- **What you will do**
Please state how many recommendations the inquest jurors made, according to the text on child protection law.

Ontario Amendments to the child protection regime under the Child and Family Services Act, which took effect in 2000, shifted the law’s focus from keeping families together to protecting the physical and mental well-being of children. The changes provided shorter timelines for placing children in care, which has had the effect of increasing the burden on the courts and defence counsel.
These changes were largely inspired by the work of the Child Mortality Task Force in 1997 and the report of a panel of experts reviewing child protection legislation in 1998.
The Task Force reports cover six Ontario inquests into the deaths of children known to a children’s aid society. They describe the tragedies that can happen to children at risk when the child protection system is without the necessary resources to adequately protect them.
The inquest jurors themselves made over 400 recommendations, which largely echo those of the Child Mortality Task Force, including 120 recommendations concerning changes to the Child and Family Services Act, family courts, court management and legal representation of children.
The expert panel – consisting of judges, social workers, doctors and other child protection professionals, struck by the Ontario government to make recommendations on legislative change – also had a great impact; all but two of their recommendations were imported into the 2000 amendments.
The two the government neglected to include? Family violence (spousal) was not imported as a head of protection, and the concept of adoption with parental contact was not incorporated, to the chagrin of some advocates who believed this could encourage mediation and save valuable court time.
Nova Scotia The amended Children and Family Services Act child protection legislation maintains a focus on the rehabilitation of families, but its primary emphasis is now on the best interests of the child. This includes shorter deadlines for deciding care issues, and while Dartmouth family law lawyer Julia Cornish understands the risks involved in delaying permanency for a child, she asks: "How quickly can you decide a family can’t be fixed?"
The Nova Scotia legislation has been amended repeatedly over the years. Some amendments can be traced back to the 1996 report Too Good To Lose: Better Services to Children and Families, a Provincial Placement Review Project, which attempts to address mounting concerns expressed by front-line and management staff of child welfare agencies, district offices, and community organizations.
In 2002, the Nova Scotia Government and General Employees Union (NSGEU) released its report, Caseload Overload Ready to Explode, which documented the dramatic escalation in the workloads of child protection caseworkers.
British Columbia B.C. has largely stayed its course with respect to child protection law: the new Child Family and Community Service Act legislation of 1996 created "no real shift" in the law, says Rob Hamilton, a partner with Dunnaway, Jackson & Hamilton in Vancouver. "The safety of children was always the paramount consideration, and the timelines of cases haven’t really changed at all."
But the B.C. legislation and subsequent amendments did introduce a greater focus on mediation, even in permanent wardship cases. "There’s no restriction on the type
of child protection case eligible for mediation, but discretion remains with the Director," says Mark Sieben, Director of Legislation with the B.C. Ministry of Child and Family Development.

(Records from a collection)
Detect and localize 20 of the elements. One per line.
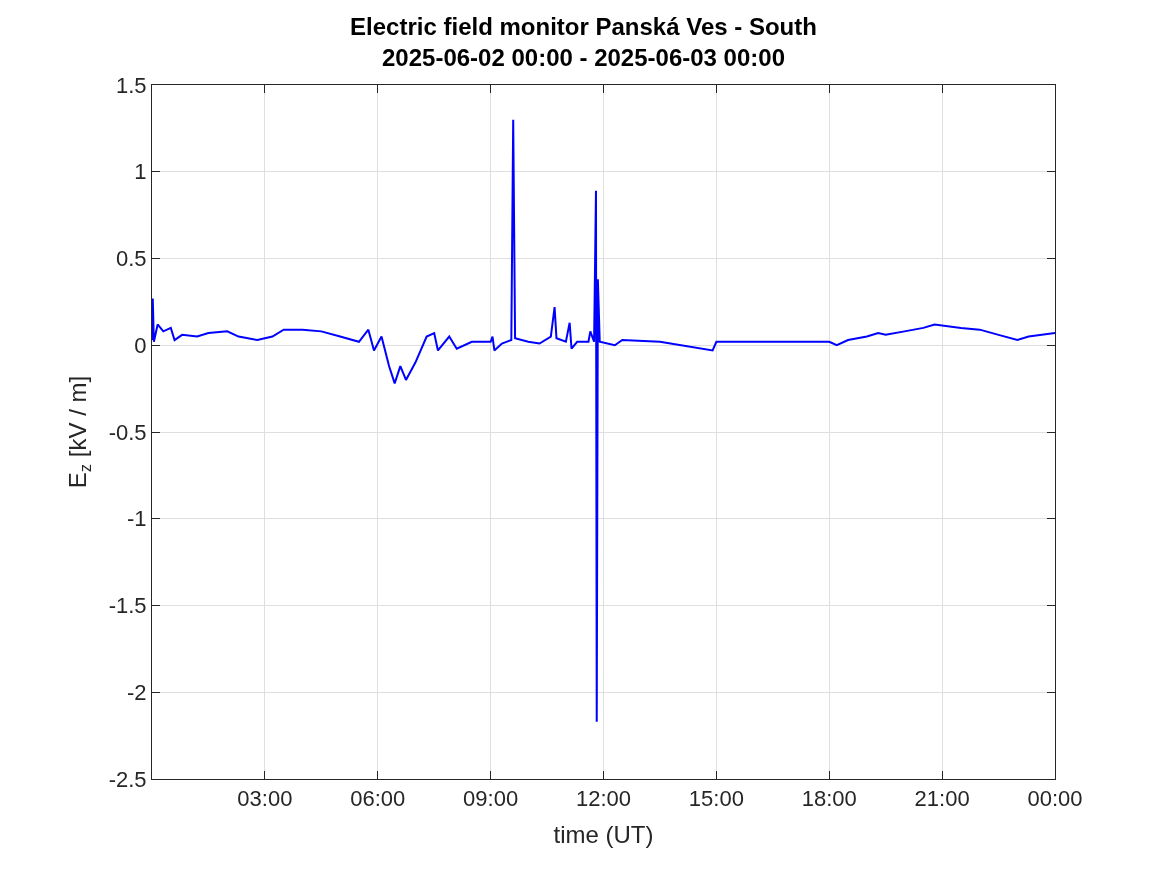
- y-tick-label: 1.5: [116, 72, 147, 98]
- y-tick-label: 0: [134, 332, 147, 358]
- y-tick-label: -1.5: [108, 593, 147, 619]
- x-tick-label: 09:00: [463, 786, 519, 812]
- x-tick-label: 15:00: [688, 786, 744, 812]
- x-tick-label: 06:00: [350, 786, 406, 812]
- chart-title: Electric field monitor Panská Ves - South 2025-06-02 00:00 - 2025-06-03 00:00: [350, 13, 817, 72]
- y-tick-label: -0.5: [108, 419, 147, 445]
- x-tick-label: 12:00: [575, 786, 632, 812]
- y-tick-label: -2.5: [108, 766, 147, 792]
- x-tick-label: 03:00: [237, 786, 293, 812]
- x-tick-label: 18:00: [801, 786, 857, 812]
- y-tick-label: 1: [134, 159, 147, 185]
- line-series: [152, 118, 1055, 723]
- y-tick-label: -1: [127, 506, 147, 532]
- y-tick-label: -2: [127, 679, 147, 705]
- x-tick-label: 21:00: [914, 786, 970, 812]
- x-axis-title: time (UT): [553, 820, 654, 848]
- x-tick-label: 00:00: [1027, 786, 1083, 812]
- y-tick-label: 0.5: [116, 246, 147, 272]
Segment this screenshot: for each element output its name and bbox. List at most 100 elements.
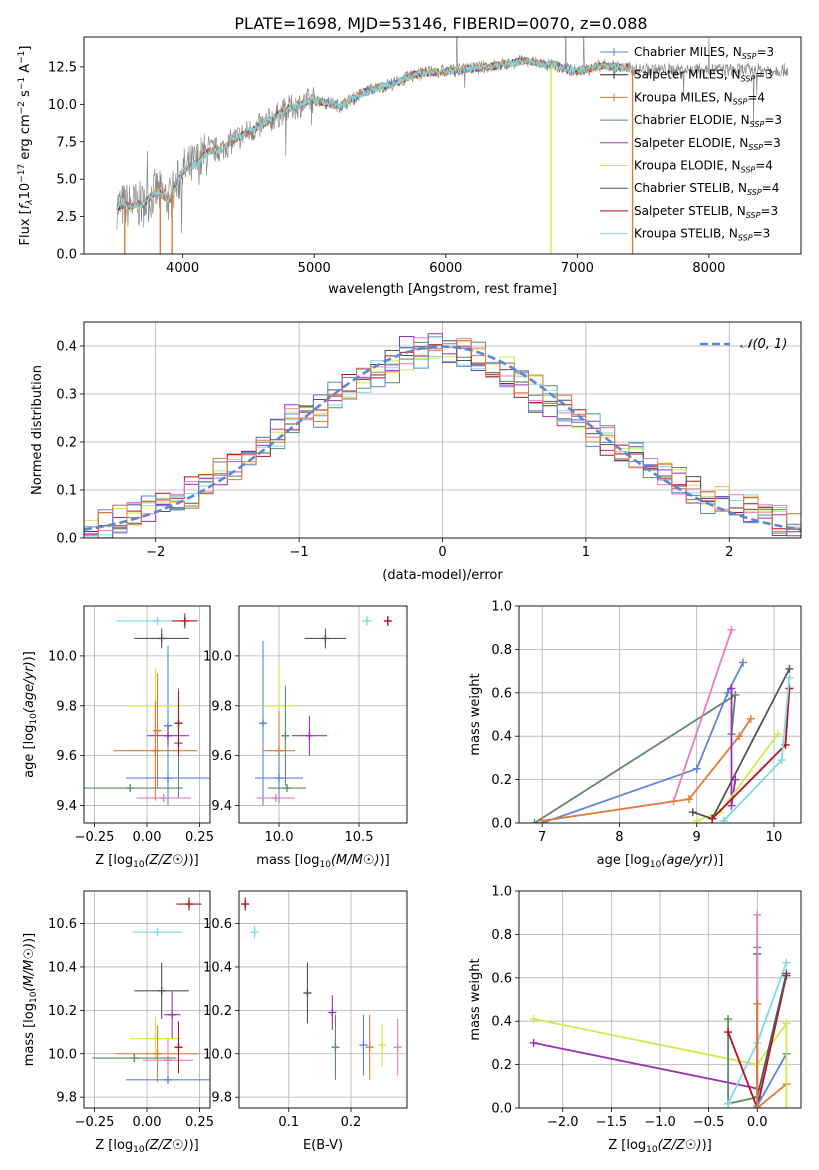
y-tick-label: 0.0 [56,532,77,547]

- **Exercise solution**
The inquest jurors made over 400 recommendations.